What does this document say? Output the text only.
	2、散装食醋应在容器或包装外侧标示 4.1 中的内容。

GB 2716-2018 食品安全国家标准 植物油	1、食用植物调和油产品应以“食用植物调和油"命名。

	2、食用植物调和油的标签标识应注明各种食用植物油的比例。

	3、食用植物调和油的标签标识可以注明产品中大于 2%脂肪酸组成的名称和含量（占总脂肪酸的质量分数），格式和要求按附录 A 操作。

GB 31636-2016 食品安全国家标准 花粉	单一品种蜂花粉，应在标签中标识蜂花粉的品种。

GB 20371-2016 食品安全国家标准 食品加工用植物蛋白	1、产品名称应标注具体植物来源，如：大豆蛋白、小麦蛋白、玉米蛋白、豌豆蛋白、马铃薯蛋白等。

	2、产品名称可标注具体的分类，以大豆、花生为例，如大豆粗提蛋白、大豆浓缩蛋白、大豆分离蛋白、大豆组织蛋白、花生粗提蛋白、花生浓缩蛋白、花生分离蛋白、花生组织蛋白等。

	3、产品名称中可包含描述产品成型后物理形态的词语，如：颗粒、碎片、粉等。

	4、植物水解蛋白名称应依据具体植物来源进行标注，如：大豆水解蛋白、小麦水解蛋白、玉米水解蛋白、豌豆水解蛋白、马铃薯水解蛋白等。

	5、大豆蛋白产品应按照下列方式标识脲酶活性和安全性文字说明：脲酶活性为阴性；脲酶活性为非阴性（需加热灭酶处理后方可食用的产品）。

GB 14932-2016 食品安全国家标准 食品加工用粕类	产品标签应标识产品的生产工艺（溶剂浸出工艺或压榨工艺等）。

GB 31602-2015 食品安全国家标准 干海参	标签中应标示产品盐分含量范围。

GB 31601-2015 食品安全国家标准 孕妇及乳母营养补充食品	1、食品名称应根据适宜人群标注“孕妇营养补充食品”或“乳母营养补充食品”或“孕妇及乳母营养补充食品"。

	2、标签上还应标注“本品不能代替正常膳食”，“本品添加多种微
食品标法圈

** STATED PROBLEM **
From the material, report only how many lines include the word "食品安全国家标准".

** PROBLEM SOLUTION **
6